[START Input data]

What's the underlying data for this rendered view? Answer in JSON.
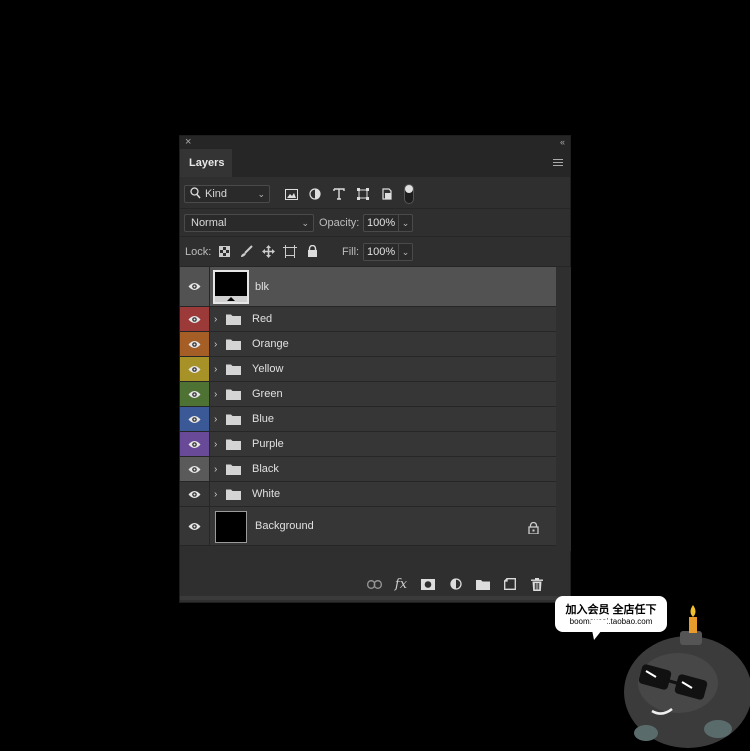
{
  "panel": {
    "close_glyph": "×",
    "collapse_glyph": "‹‹",
    "tab_label": "Layers",
    "menu_icon": "panel-menu-icon"
  },
  "filter": {
    "kind_label": "Kind",
    "filter_icons": [
      "image-filter-icon",
      "adjustment-filter-icon",
      "type-filter-icon",
      "shape-filter-icon",
      "smart-object-filter-icon"
    ],
    "toggle_state": "on"
  },
  "blending": {
    "mode": "Normal",
    "opacity_label": "Opacity:",
    "opacity_value": "100%"
  },
  "locks": {
    "lock_label": "Lock:",
    "fill_label": "Fill:",
    "fill_value": "100%",
    "lock_icons": [
      "lock-transparent-pixels-icon",
      "lock-image-pixels-icon",
      "lock-position-icon",
      "lock-artboard-icon",
      "lock-all-icon"
    ]
  },
  "layers": [
    {
      "name": "blk",
      "type": "smart",
      "color": "",
      "selected": true
    },
    {
      "name": "Red",
      "type": "group",
      "color": "#9c3a3a"
    },
    {
      "name": "Orange",
      "type": "group",
      "color": "#a55e26"
    },
    {
      "name": "Yellow",
      "type": "group",
      "color": "#a69226"
    },
    {
      "name": "Green",
      "type": "group",
      "color": "#4e7233"
    },
    {
      "name": "Blue",
      "type": "group",
      "color": "#3b5996"
    },
    {
      "name": "Purple",
      "type": "group",
      "color": "#684a98"
    },
    {
      "name": "Black",
      "type": "group",
      "color": "#5a5a5a"
    },
    {
      "name": "White",
      "type": "group",
      "color": ""
    },
    {
      "name": "Background",
      "type": "background",
      "color": "",
      "locked": true
    }
  ],
  "bottom_toolbar": [
    "link-layers-icon",
    "fx-icon",
    "add-mask-icon",
    "adjustment-layer-icon",
    "new-group-icon",
    "new-layer-icon",
    "delete-layer-icon"
  ],
  "fx_label": "fx",
  "promo": {
    "line1": "加入会员 全店任下",
    "line2": "boomsucai.taobao.com"
  }
}
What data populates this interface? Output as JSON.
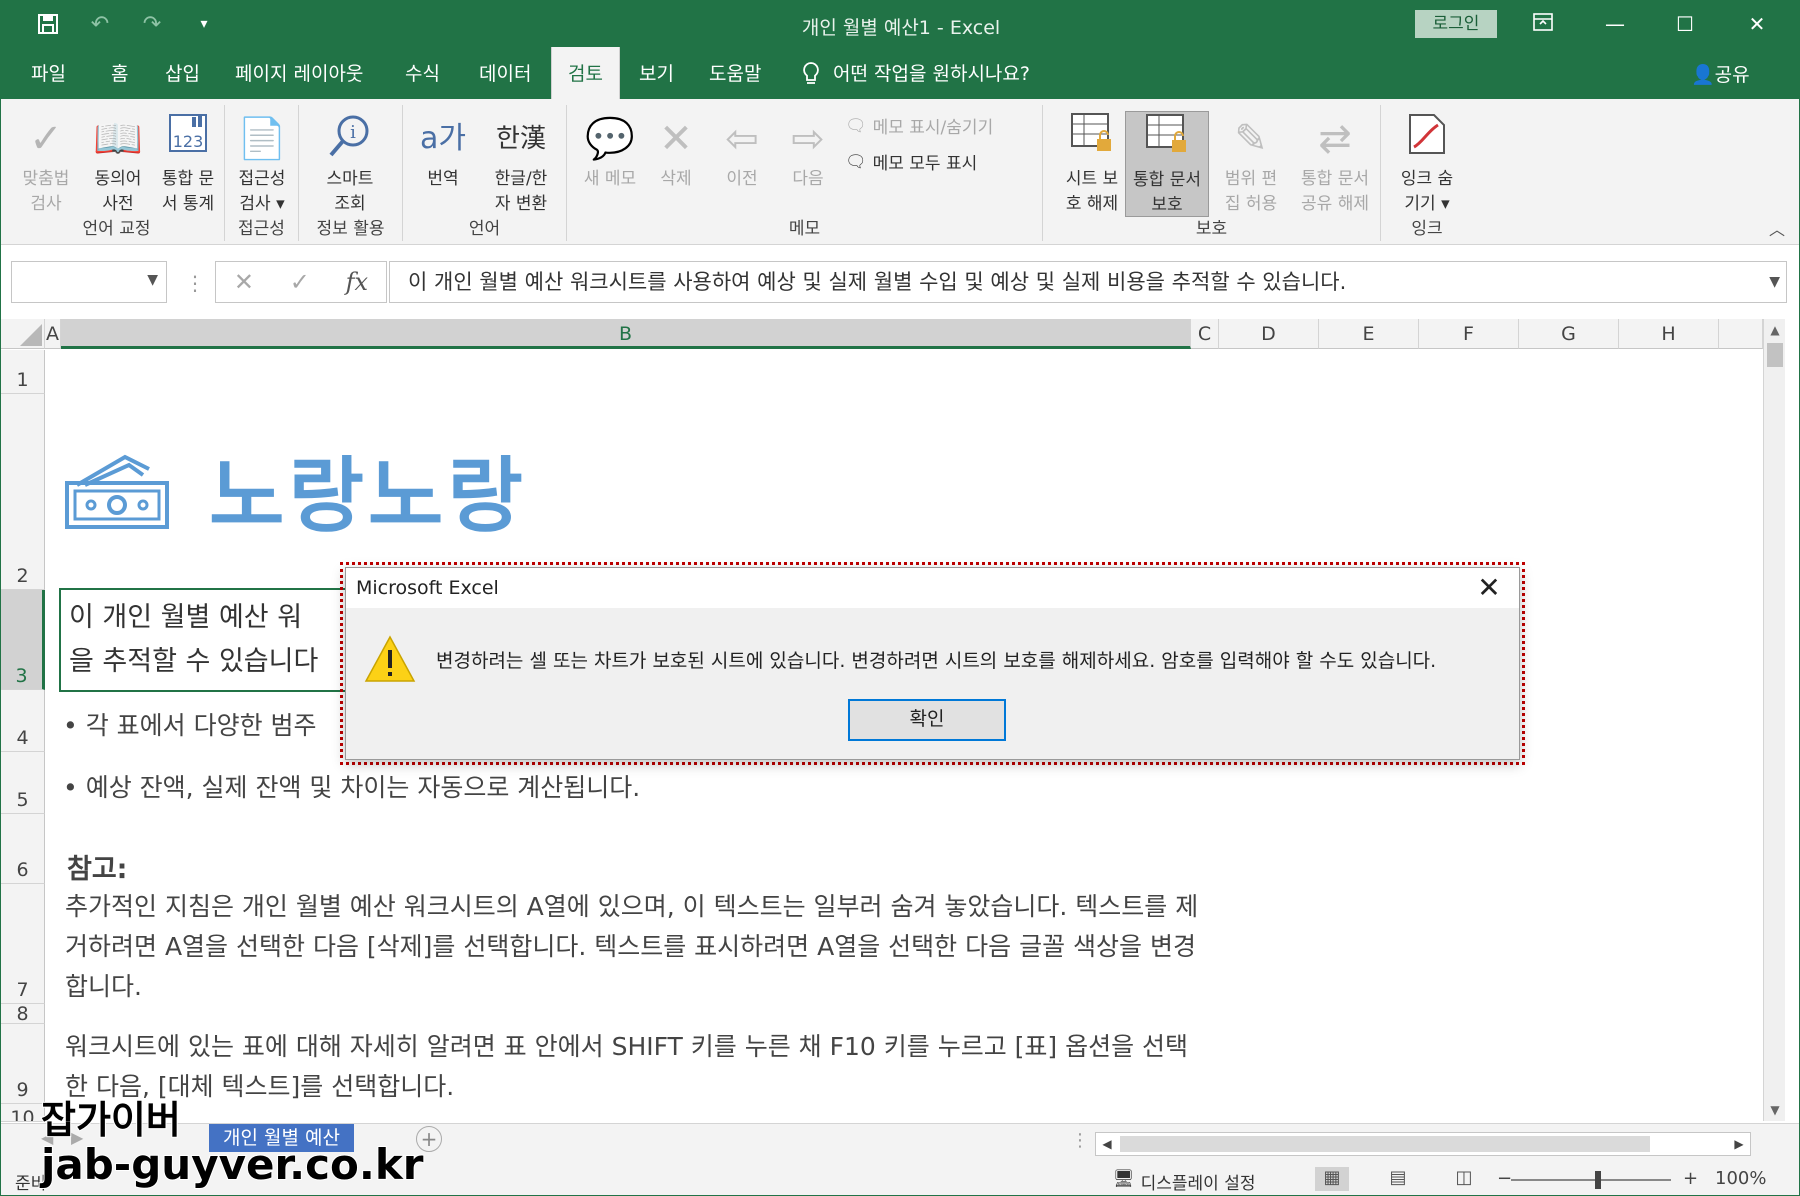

[END Input data]

_What you need to do_. Without the pictures, return the entries exactly as they appear.

_Solution for this exercise_.
What's the underlying data for this rendered view? Answer in JSON.
{
  "panel": {
    "close_glyph": "×",
    "collapse_glyph": "‹‹",
    "tab_label": "Layers",
    "menu_icon": "panel-menu-icon"
  },
  "filter": {
    "kind_label": "Kind",
    "filter_icons": [
      "image-filter-icon",
      "adjustment-filter-icon",
      "type-filter-icon",
      "shape-filter-icon",
      "smart-object-filter-icon"
    ],
    "toggle_state": "on"
  },
  "blending": {
    "mode": "Normal",
    "opacity_label": "Opacity:",
    "opacity_value": "100%"
  },
  "locks": {
    "lock_label": "Lock:",
    "fill_label": "Fill:",
    "fill_value": "100%",
    "lock_icons": [
      "lock-transparent-pixels-icon",
      "lock-image-pixels-icon",
      "lock-position-icon",
      "lock-artboard-icon",
      "lock-all-icon"
    ]
  },
  "layers": [
    {
      "name": "blk",
      "type": "smart",
      "color": "",
      "selected": true
    },
    {
      "name": "Red",
      "type": "group",
      "color": "#9c3a3a"
    },
    {
      "name": "Orange",
      "type": "group",
      "color": "#a55e26"
    },
    {
      "name": "Yellow",
      "type": "group",
      "color": "#a69226"
    },
    {
      "name": "Green",
      "type": "group",
      "color": "#4e7233"
    },
    {
      "name": "Blue",
      "type": "group",
      "color": "#3b5996"
    },
    {
      "name": "Purple",
      "type": "group",
      "color": "#684a98"
    },
    {
      "name": "Black",
      "type": "group",
      "color": "#5a5a5a"
    },
    {
      "name": "White",
      "type": "group",
      "color": ""
    },
    {
      "name": "Background",
      "type": "background",
      "color": "",
      "locked": true
    }
  ],
  "bottom_toolbar": [
    "link-layers-icon",
    "fx-icon",
    "add-mask-icon",
    "adjustment-layer-icon",
    "new-group-icon",
    "new-layer-icon",
    "delete-layer-icon"
  ],
  "fx_label": "fx",
  "promo": {
    "line1": "加入会员 全店任下",
    "line2": "boomsucai.taobao.com"
  }
}
What data populates this interface? Output as JSON.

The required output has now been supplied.